==== Task inputs
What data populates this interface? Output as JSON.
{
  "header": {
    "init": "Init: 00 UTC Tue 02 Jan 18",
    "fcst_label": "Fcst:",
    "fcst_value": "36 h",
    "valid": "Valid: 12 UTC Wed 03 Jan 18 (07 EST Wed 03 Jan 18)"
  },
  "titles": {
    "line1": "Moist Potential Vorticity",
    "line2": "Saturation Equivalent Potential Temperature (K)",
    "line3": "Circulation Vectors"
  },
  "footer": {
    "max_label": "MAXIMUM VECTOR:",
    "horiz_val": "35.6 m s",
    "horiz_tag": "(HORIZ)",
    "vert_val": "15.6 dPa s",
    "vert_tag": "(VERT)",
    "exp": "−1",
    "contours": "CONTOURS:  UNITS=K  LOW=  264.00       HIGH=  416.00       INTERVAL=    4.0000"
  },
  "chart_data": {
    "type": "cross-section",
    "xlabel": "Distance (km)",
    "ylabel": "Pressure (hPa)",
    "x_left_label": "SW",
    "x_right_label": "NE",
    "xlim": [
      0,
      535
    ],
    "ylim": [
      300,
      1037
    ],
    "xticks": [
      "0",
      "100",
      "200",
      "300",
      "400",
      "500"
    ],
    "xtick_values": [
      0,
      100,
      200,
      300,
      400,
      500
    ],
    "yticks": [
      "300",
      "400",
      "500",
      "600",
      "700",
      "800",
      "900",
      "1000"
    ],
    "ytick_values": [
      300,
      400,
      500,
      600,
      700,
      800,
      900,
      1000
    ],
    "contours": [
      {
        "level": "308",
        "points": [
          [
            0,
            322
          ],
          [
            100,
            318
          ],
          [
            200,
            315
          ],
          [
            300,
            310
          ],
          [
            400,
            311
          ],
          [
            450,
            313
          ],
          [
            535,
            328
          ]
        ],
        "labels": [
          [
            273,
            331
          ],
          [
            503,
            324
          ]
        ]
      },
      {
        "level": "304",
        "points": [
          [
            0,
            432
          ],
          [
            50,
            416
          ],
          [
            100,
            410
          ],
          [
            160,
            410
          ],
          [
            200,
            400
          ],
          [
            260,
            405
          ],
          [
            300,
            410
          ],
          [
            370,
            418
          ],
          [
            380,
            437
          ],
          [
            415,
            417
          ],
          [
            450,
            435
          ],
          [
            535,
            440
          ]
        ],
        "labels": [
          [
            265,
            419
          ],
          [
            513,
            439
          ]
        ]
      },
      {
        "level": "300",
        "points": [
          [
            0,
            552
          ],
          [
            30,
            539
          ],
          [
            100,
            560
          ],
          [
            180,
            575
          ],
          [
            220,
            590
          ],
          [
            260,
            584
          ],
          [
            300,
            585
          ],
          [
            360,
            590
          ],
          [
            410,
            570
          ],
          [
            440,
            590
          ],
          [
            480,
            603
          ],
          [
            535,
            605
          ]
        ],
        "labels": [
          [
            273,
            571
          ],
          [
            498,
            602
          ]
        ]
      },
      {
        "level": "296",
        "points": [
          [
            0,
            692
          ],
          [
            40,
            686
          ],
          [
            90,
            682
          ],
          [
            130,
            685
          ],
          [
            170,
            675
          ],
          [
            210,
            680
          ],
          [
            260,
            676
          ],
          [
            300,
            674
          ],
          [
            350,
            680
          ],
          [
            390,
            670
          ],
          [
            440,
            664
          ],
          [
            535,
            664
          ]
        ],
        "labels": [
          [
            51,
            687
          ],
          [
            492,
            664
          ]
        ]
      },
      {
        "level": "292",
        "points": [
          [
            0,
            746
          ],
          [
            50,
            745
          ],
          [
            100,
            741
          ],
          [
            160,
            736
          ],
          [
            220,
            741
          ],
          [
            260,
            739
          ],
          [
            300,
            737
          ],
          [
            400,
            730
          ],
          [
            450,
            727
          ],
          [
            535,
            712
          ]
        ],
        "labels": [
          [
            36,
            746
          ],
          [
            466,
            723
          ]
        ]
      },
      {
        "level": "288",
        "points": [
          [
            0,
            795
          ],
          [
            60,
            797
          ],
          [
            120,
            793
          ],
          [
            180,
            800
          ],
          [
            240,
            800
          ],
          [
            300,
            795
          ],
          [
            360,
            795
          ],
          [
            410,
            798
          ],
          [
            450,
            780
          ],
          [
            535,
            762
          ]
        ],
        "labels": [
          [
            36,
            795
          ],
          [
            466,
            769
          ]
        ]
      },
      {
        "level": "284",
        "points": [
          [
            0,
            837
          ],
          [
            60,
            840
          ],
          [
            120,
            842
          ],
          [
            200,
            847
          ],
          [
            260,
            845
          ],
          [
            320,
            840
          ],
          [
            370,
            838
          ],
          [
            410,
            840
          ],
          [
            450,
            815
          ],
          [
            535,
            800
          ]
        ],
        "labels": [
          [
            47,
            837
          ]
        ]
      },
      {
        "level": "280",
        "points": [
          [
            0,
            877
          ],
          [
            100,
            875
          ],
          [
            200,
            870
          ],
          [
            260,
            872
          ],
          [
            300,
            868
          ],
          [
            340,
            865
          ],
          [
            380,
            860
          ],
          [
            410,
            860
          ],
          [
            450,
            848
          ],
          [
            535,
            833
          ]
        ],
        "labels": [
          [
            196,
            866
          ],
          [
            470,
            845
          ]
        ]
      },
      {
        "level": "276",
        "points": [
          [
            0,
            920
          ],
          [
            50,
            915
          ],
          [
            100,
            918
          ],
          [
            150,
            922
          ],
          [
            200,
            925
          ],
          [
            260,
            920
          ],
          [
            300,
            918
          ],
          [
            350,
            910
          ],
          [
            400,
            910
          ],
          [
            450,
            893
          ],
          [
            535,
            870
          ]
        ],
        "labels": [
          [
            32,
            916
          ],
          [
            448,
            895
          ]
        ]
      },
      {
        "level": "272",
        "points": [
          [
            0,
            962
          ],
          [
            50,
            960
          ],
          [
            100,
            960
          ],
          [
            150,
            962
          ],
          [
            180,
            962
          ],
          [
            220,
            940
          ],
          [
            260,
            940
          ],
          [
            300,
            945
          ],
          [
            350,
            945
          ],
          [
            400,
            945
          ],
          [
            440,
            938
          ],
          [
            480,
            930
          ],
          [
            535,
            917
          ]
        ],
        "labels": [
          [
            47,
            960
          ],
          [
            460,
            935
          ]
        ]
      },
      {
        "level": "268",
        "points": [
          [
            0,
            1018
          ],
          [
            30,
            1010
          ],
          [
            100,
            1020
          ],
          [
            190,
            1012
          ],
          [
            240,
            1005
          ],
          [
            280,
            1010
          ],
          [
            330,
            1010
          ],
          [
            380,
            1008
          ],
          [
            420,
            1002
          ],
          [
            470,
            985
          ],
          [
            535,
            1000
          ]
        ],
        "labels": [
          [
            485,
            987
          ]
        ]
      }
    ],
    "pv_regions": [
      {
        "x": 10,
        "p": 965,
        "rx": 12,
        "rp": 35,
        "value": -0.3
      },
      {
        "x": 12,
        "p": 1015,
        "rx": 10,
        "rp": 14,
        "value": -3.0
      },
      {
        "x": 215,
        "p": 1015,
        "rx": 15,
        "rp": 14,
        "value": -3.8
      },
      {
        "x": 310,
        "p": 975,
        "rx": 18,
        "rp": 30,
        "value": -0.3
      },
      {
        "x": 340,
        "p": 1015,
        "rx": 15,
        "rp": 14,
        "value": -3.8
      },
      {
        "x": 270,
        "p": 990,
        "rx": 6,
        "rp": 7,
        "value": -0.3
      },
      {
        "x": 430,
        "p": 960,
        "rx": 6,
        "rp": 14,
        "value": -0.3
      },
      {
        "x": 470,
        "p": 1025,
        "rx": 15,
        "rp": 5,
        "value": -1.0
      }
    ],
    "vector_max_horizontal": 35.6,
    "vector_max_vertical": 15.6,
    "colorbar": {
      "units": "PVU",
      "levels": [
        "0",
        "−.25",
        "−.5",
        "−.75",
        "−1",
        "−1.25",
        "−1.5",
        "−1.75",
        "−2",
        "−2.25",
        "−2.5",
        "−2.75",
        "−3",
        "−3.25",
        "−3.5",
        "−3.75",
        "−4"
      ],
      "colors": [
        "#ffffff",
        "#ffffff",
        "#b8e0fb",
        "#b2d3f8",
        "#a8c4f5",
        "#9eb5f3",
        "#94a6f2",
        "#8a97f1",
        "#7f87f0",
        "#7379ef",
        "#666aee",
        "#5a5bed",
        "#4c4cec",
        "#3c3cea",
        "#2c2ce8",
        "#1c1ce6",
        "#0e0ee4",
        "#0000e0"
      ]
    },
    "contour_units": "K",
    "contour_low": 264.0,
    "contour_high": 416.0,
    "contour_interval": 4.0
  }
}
========
Directions
Copy every line of the entries above in which "Potential" occurs.

Completed exercise
    "line1": "Moist Potential Vorticity",
    "line2": "Saturation Equivalent Potential Temperature (K)",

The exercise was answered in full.